Extracted data entries
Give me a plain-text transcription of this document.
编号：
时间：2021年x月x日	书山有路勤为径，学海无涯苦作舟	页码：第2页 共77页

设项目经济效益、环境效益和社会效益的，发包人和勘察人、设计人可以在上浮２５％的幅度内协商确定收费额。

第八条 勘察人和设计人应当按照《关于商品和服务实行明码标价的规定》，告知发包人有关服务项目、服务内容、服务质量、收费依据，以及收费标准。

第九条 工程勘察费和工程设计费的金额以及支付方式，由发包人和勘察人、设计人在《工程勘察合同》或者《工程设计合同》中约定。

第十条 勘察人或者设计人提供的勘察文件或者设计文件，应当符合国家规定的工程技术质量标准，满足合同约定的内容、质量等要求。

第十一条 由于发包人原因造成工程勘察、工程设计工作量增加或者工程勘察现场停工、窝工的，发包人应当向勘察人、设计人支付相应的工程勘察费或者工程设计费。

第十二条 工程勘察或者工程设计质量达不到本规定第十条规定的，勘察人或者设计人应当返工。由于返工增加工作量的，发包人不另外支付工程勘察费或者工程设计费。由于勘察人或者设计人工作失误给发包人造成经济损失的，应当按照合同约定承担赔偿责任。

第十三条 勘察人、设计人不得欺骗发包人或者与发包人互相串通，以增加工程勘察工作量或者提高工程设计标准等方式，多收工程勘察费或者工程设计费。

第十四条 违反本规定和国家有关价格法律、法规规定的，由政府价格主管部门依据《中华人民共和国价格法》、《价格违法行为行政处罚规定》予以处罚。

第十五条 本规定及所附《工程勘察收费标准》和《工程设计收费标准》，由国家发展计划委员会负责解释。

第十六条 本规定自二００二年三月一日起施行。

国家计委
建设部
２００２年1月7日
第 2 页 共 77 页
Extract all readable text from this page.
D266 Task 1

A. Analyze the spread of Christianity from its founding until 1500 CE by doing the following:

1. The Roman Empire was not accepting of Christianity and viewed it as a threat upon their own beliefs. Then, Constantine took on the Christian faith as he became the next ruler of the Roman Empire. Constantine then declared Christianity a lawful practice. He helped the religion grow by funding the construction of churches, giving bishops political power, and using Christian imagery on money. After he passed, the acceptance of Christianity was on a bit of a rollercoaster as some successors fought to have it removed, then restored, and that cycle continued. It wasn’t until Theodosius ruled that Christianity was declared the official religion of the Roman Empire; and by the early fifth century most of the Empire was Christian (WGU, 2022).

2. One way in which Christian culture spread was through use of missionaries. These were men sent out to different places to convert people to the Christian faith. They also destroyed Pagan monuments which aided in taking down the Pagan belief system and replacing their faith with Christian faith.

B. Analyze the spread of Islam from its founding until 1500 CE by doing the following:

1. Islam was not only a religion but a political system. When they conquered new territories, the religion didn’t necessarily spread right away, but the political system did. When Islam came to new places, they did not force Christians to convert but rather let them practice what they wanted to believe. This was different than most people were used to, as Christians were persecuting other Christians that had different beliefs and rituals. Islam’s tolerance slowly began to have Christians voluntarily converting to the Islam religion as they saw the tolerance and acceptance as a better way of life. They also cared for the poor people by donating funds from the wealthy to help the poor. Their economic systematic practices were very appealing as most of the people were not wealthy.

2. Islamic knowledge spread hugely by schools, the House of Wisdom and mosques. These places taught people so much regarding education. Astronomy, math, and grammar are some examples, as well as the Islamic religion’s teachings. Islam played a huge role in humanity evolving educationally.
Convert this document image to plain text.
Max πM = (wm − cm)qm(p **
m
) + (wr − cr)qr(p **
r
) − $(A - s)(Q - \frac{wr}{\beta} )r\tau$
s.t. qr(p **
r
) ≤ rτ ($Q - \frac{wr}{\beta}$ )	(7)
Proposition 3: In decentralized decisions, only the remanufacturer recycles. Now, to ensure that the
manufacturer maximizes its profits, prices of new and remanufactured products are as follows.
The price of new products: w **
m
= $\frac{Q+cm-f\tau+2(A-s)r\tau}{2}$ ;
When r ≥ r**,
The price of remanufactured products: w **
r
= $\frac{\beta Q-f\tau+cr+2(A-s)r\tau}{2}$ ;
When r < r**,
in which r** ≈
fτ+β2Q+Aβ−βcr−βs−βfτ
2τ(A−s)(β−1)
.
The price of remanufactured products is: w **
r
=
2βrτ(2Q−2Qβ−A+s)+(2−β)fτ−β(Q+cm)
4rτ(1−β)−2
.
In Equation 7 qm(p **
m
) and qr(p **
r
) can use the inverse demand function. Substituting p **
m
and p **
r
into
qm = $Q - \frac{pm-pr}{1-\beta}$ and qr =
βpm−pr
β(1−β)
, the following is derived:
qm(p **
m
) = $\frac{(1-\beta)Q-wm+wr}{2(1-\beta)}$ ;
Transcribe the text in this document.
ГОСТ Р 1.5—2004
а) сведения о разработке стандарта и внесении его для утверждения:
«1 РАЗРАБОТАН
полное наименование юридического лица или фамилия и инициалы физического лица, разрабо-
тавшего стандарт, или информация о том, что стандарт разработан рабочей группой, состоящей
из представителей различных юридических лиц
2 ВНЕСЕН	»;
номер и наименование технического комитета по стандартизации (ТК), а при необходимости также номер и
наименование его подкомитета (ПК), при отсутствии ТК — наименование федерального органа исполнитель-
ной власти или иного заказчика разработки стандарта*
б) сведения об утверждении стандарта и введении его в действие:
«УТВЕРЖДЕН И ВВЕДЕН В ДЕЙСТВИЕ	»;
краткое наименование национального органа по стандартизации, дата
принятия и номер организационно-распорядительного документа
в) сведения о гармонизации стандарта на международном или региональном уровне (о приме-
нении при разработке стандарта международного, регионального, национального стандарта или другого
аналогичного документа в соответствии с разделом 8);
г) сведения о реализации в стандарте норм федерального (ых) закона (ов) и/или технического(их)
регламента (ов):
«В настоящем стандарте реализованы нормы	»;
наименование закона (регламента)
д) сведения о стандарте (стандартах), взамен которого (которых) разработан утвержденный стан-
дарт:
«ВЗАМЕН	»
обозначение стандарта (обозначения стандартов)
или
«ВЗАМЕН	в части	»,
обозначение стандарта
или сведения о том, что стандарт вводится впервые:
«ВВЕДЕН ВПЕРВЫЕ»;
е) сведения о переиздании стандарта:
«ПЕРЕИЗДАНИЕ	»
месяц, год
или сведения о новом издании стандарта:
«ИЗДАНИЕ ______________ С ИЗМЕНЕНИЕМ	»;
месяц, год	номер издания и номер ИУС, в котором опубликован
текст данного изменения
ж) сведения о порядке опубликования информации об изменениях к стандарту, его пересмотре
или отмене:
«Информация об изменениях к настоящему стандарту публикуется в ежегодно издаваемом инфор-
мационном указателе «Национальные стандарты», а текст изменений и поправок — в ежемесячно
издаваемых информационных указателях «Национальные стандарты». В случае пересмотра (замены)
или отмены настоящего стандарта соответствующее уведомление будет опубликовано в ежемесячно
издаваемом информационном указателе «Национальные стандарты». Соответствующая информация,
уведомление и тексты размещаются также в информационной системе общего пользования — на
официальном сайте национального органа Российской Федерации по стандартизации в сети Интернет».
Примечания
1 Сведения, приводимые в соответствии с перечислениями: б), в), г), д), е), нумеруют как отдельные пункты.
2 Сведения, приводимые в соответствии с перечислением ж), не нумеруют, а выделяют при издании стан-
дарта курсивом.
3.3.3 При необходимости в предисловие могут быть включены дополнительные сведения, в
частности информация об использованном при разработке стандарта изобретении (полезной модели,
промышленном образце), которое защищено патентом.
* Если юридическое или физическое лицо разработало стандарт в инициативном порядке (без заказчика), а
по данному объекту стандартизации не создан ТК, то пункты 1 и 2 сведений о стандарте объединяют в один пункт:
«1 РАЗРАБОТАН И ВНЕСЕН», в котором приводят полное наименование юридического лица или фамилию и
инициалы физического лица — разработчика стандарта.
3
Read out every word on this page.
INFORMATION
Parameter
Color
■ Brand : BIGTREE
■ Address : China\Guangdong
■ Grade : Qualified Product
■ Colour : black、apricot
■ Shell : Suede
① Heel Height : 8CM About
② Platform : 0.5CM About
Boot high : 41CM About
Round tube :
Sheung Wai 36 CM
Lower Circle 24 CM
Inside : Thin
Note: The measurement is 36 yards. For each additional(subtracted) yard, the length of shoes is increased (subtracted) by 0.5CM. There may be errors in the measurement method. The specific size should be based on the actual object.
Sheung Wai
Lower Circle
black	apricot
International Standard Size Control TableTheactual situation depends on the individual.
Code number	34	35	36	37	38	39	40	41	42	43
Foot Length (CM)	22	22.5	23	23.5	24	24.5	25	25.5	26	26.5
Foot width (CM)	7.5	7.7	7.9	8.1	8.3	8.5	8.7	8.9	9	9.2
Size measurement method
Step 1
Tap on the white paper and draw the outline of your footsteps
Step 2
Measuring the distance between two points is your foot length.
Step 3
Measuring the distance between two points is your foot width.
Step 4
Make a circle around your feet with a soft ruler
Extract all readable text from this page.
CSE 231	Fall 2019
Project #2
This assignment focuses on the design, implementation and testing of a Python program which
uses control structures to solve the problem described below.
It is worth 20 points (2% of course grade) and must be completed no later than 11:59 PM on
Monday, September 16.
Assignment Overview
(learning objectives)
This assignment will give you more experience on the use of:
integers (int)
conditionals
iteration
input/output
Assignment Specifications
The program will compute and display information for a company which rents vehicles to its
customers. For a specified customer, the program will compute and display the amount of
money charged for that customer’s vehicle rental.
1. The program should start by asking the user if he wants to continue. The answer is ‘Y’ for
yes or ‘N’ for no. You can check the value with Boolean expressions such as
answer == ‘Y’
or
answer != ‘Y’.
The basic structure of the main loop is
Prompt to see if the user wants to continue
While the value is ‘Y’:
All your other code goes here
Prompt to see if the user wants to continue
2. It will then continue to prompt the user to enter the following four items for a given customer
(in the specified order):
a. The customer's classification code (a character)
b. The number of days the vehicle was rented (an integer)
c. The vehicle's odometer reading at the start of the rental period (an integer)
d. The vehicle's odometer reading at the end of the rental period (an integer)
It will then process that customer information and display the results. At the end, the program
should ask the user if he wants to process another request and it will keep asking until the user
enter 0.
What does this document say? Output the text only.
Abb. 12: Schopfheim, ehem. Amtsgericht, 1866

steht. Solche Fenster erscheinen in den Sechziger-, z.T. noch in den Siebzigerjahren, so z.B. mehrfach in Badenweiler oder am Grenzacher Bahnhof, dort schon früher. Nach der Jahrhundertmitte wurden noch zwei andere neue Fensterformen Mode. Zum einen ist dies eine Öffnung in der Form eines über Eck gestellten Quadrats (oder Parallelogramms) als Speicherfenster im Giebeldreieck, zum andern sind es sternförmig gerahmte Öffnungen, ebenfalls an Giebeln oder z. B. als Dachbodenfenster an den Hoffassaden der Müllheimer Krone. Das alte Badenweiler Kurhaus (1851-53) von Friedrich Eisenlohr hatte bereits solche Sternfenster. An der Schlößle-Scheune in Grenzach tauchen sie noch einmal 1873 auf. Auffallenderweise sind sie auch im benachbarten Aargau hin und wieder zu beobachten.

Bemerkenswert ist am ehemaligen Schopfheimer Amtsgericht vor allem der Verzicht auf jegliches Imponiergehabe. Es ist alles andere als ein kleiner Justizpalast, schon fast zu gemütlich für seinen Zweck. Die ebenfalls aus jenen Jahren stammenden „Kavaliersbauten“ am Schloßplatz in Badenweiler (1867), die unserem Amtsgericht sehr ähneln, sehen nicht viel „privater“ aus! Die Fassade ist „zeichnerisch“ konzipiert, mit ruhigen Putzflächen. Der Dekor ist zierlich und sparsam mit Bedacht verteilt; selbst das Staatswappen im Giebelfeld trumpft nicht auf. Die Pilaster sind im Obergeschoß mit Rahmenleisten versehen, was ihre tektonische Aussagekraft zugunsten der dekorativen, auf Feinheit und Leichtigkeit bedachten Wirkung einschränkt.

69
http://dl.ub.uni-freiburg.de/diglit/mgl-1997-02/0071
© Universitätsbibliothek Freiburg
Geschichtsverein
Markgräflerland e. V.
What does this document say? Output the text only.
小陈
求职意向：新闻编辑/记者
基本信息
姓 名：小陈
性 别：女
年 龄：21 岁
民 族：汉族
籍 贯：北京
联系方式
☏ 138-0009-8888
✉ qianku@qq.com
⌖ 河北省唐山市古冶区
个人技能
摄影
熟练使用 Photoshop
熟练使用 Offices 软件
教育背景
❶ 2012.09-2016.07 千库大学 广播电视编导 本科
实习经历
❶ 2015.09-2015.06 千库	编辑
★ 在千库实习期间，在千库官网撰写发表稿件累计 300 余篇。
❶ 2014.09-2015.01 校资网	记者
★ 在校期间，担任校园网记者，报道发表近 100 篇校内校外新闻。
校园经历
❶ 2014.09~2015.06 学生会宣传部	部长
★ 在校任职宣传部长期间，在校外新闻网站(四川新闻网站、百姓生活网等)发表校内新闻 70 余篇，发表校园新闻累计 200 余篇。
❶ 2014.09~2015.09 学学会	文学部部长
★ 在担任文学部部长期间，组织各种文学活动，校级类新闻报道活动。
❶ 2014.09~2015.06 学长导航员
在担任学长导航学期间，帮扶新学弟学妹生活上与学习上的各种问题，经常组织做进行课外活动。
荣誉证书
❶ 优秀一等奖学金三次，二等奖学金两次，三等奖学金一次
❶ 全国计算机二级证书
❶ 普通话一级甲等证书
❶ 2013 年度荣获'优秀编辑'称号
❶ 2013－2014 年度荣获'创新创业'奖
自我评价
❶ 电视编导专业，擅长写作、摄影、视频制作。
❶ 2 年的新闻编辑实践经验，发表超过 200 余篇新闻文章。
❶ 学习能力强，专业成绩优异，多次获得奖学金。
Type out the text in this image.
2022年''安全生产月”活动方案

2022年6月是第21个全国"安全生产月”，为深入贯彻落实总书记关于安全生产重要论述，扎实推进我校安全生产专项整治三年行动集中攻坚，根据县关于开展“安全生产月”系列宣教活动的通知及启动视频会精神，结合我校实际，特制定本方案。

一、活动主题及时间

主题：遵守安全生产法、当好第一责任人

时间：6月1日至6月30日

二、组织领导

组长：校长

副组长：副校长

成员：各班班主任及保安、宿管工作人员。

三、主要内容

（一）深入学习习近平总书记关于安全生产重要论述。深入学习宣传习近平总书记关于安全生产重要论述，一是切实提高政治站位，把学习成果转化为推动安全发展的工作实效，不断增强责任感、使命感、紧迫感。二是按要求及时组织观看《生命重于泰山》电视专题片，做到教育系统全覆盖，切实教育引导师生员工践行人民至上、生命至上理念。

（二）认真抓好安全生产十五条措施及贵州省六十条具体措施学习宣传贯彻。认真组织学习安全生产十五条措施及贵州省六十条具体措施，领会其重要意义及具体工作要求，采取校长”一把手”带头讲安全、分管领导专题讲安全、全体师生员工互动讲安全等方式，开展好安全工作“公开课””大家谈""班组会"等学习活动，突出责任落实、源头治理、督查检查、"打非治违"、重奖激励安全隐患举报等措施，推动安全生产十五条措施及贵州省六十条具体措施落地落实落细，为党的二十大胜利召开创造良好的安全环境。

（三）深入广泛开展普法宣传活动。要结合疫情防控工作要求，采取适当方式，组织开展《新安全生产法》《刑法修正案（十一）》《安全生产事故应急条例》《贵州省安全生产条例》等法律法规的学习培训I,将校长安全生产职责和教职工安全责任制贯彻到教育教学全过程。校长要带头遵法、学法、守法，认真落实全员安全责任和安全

§ Short task: Copy out the lines that hold "remanufactured".

§ Exercise answer:
manufacturer maximizes its profits, prices of new and remanufactured products are as follows.
The price of remanufactured products: w **
The price of remanufactured products is: w **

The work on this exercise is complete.